**Short problem**
Copy the records below word for word, every line, with nothing added, dropped, or changed.

**Data supplied**
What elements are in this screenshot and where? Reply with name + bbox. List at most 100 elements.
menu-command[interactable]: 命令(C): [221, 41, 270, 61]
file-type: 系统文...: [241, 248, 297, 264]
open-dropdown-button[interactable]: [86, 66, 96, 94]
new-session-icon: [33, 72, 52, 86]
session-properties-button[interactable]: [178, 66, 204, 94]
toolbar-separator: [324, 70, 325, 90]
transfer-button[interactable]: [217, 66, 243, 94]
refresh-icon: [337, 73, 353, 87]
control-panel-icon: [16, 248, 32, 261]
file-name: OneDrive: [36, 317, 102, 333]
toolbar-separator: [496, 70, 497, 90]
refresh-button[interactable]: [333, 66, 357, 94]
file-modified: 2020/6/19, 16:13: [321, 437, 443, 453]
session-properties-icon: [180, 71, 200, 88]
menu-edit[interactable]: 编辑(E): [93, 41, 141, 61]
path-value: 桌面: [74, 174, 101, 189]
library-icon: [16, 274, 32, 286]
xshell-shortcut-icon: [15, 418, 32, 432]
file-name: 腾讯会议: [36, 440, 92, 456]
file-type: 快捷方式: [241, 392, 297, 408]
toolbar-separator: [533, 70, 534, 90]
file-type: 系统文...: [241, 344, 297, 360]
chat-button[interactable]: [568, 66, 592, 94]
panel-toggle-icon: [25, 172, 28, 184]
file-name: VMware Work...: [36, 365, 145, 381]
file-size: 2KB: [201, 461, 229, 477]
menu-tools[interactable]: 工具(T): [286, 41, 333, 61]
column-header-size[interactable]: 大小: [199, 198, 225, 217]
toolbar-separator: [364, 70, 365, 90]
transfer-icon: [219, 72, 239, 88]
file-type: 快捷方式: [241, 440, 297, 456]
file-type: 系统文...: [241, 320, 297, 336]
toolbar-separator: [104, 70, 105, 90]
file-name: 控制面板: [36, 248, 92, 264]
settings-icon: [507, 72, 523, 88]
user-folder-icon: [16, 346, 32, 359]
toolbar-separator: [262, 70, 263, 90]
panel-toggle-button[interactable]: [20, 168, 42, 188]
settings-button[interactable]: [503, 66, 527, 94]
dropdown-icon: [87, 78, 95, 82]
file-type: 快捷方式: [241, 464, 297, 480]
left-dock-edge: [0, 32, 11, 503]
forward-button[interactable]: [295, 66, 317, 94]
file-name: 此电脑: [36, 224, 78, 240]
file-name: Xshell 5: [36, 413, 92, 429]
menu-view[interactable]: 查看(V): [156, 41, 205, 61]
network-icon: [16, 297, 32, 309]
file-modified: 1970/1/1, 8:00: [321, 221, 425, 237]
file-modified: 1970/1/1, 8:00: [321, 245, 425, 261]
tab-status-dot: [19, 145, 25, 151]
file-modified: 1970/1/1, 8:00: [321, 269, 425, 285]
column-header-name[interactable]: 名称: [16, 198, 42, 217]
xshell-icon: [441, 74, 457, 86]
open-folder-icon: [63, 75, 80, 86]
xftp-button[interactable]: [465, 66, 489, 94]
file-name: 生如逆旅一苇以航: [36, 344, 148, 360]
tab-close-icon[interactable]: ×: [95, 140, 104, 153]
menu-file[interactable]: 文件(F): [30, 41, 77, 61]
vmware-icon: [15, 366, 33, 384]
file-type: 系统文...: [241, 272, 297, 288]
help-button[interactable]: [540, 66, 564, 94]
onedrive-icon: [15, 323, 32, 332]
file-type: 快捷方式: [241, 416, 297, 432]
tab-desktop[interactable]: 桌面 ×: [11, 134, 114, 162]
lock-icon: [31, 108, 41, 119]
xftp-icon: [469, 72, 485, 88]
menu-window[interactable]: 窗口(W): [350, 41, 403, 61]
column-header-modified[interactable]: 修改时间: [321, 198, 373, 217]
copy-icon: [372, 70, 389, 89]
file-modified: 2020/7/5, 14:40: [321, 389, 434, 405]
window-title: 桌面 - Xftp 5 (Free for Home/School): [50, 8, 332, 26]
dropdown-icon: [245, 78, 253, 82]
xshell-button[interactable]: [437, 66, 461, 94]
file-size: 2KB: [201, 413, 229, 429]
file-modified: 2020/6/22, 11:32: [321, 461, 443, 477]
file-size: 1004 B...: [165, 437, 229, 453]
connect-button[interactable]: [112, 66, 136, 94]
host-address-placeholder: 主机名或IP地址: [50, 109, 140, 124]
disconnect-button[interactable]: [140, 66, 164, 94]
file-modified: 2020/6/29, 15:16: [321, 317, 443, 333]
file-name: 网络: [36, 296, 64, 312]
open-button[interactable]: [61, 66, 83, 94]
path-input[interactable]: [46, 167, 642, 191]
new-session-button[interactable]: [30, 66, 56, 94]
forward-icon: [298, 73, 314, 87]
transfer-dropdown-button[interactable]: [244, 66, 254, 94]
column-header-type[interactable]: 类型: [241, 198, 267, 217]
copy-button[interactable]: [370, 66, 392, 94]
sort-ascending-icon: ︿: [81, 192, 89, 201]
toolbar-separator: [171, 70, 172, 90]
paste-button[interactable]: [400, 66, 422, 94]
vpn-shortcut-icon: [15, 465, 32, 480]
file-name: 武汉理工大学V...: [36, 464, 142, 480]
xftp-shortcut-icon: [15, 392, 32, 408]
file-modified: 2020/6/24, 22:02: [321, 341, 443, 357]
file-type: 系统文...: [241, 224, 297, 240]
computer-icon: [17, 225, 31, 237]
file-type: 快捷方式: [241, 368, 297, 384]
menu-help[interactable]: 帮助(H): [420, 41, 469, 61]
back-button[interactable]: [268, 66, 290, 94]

**Full answer**
What elements are in this screenshot and where? Reply with name + bbox. List at most 100 elements.
menu-command[interactable]: 命令(C): [221, 41, 270, 61]
file-type: 系统文...: [241, 248, 297, 264]
open-dropdown-button[interactable]: [86, 66, 96, 94]
new-session-icon: [33, 72, 52, 86]
session-properties-button[interactable]: [178, 66, 204, 94]
toolbar-separator: [324, 70, 325, 90]
transfer-button[interactable]: [217, 66, 243, 94]
refresh-icon: [337, 73, 353, 87]
control-panel-icon: [16, 248, 32, 261]
file-name: OneDrive: [36, 317, 102, 333]
toolbar-separator: [496, 70, 497, 90]
refresh-button[interactable]: [333, 66, 357, 94]
file-modified: 2020/6/19, 16:13: [321, 437, 443, 453]
session-properties-icon: [180, 71, 200, 88]
menu-edit[interactable]: 编辑(E): [93, 41, 141, 61]
path-value: 桌面: [74, 174, 101, 189]
library-icon: [16, 274, 32, 286]
xshell-shortcut-icon: [15, 418, 32, 432]
file-name: 腾讯会议: [36, 440, 92, 456]
file-type: 快捷方式: [241, 392, 297, 408]
toolbar-separator: [533, 70, 534, 90]
file-type: 系统文...: [241, 344, 297, 360]
chat-button[interactable]: [568, 66, 592, 94]
panel-toggle-icon: [25, 172, 28, 184]
file-name: VMware Work...: [36, 365, 145, 381]
file-size: 2KB: [201, 461, 229, 477]
menu-tools[interactable]: 工具(T): [286, 41, 333, 61]
column-header-size[interactable]: 大小: [199, 198, 225, 217]
toolbar-separator: [364, 70, 365, 90]
transfer-icon: [219, 72, 239, 88]
file-type: 快捷方式: [241, 440, 297, 456]
file-type: 系统文...: [241, 320, 297, 336]
toolbar-separator: [104, 70, 105, 90]
file-name: 控制面板: [36, 248, 92, 264]
settings-icon: [507, 72, 523, 88]
user-folder-icon: [16, 346, 32, 359]
toolbar-separator: [262, 70, 263, 90]
panel-toggle-button[interactable]: [20, 168, 42, 188]
settings-button[interactable]: [503, 66, 527, 94]
dropdown-icon: [87, 78, 95, 82]
file-type: 快捷方式: [241, 464, 297, 480]
left-dock-edge: [0, 32, 11, 503]
forward-button[interactable]: [295, 66, 317, 94]
file-name: 此电脑: [36, 224, 78, 240]
file-name: Xshell 5: [36, 413, 92, 429]
menu-view[interactable]: 查看(V): [156, 41, 205, 61]
network-icon: [16, 297, 32, 309]
file-modified: 1970/1/1, 8:00: [321, 221, 425, 237]
file-modified: 1970/1/1, 8:00: [321, 245, 425, 261]
tab-status-dot: [19, 145, 25, 151]
file-modified: 1970/1/1, 8:00: [321, 269, 425, 285]
column-header-name[interactable]: 名称: [16, 198, 42, 217]
xshell-icon: [441, 74, 457, 86]
open-folder-icon: [63, 75, 80, 86]
xftp-button[interactable]: [465, 66, 489, 94]
file-name: 生如逆旅一苇以航: [36, 344, 148, 360]
tab-close-icon[interactable]: ×: [95, 140, 104, 153]
menu-file[interactable]: 文件(F): [30, 41, 77, 61]
vmware-icon: [15, 366, 33, 384]
file-type: 系统文...: [241, 272, 297, 288]
help-button[interactable]: [540, 66, 564, 94]
onedrive-icon: [15, 323, 32, 332]
file-type: 快捷方式: [241, 416, 297, 432]
tab-desktop[interactable]: 桌面 ×: [11, 134, 114, 162]
lock-icon: [31, 108, 41, 119]
xftp-icon: [469, 72, 485, 88]
menu-window[interactable]: 窗口(W): [350, 41, 403, 61]
column-header-modified[interactable]: 修改时间: [321, 198, 373, 217]
copy-icon: [372, 70, 389, 89]
file-modified: 2020/7/5, 14:40: [321, 389, 434, 405]
window-title: 桌面 - Xftp 5 (Free for Home/School): [50, 8, 332, 26]
dropdown-icon: [245, 78, 253, 82]
xshell-button[interactable]: [437, 66, 461, 94]
file-size: 2KB: [201, 413, 229, 429]
file-modified: 2020/6/22, 11:32: [321, 461, 443, 477]
file-size: 1004 B...: [165, 437, 229, 453]
connect-button[interactable]: [112, 66, 136, 94]
host-address-placeholder: 主机名或IP地址: [50, 109, 140, 124]
disconnect-button[interactable]: [140, 66, 164, 94]
file-modified: 2020/6/29, 15:16: [321, 317, 443, 333]
file-name: 网络: [36, 296, 64, 312]
open-button[interactable]: [61, 66, 83, 94]
path-input[interactable]: [46, 167, 642, 191]
new-session-button[interactable]: [30, 66, 56, 94]
forward-icon: [298, 73, 314, 87]
transfer-dropdown-button[interactable]: [244, 66, 254, 94]
column-header-type[interactable]: 类型: [241, 198, 267, 217]
copy-button[interactable]: [370, 66, 392, 94]
sort-ascending-icon: ︿: [81, 192, 89, 201]
toolbar-separator: [171, 70, 172, 90]
paste-button[interactable]: [400, 66, 422, 94]
vpn-shortcut-icon: [15, 465, 32, 480]
file-name: 武汉理工大学V...: [36, 464, 142, 480]
xftp-shortcut-icon: [15, 392, 32, 408]
file-modified: 2020/6/24, 22:02: [321, 341, 443, 357]
file-type: 系统文...: [241, 224, 297, 240]
computer-icon: [17, 225, 31, 237]
file-type: 快捷方式: [241, 368, 297, 384]
menu-help[interactable]: 帮助(H): [420, 41, 469, 61]
back-button[interactable]: [268, 66, 290, 94]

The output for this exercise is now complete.